== EXERCISE DETAILS ==
Every line that holds "phone" should be shown.

== GIVEN DATA ==
..........

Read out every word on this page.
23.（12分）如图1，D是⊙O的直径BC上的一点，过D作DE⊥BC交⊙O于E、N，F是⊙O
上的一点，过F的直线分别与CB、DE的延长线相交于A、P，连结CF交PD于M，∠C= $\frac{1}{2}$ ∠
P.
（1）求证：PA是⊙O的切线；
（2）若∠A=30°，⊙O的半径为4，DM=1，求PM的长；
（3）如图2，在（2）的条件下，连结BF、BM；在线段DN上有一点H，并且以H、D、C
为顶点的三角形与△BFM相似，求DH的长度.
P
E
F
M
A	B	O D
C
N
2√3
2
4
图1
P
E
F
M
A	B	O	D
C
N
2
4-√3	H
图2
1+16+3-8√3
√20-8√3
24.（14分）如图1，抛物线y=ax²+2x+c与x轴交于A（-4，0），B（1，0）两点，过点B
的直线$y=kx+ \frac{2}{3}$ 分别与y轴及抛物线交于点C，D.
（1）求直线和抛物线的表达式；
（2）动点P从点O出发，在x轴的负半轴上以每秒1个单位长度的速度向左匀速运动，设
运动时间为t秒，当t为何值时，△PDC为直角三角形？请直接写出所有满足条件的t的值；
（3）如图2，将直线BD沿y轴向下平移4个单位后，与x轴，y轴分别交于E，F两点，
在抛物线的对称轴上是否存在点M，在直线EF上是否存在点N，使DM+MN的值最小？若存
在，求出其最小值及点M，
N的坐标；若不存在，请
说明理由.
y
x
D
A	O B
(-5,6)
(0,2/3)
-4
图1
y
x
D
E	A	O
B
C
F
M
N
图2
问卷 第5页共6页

..........

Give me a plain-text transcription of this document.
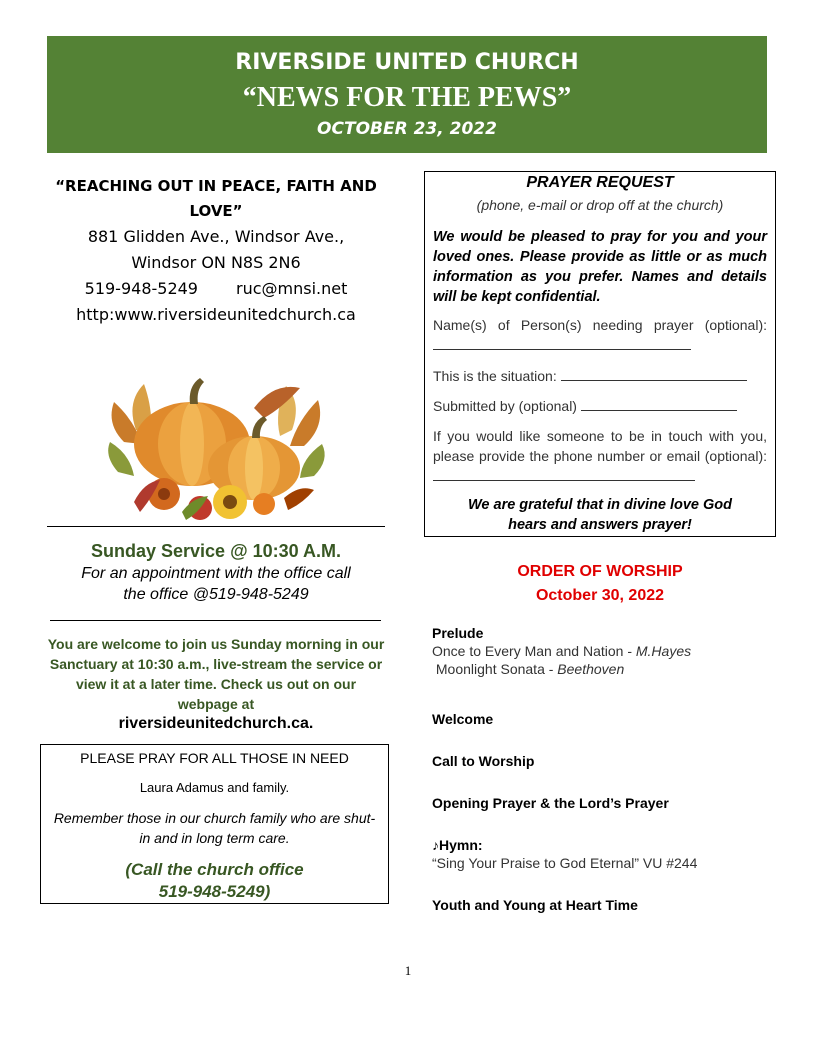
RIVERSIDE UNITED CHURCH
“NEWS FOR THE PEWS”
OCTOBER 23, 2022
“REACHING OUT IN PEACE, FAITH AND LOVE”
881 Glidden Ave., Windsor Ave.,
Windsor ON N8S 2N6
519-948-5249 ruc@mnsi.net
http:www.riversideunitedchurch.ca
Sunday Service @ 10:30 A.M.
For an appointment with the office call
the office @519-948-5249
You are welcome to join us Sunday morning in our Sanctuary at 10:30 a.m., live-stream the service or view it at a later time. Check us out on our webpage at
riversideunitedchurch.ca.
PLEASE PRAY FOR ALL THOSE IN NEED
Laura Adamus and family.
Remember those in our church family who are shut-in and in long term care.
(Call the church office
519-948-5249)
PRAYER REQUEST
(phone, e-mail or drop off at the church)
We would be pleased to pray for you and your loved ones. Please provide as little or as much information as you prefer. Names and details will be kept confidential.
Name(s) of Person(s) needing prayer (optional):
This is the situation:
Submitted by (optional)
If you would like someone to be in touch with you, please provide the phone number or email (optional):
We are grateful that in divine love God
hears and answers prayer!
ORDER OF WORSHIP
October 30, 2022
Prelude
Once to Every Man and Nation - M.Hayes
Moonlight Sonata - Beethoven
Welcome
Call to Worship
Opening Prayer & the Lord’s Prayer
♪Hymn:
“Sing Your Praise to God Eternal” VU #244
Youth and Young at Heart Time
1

..........

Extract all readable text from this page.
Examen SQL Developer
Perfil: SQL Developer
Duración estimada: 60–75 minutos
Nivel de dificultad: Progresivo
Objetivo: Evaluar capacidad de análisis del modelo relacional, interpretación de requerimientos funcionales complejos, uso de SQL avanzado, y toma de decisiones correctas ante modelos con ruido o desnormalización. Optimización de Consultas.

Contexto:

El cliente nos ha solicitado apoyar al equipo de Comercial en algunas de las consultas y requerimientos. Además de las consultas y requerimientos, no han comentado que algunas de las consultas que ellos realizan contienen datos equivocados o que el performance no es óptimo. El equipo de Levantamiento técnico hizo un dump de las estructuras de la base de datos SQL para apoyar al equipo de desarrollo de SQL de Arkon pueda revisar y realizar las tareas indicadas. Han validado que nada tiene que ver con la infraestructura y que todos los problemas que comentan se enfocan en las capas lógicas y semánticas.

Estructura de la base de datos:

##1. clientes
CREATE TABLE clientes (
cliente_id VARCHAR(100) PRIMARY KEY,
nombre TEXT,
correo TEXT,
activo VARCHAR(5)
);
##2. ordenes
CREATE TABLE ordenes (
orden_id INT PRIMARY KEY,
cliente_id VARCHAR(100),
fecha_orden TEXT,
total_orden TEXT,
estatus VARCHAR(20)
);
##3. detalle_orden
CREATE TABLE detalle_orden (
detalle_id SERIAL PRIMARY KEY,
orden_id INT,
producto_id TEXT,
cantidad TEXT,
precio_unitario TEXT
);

..........

== SOLUTION FOR THIS TASK ==
(phone, e-mail or drop off at the church)
If you would like someone to be in touch with you, please provide the phone number or email (optional):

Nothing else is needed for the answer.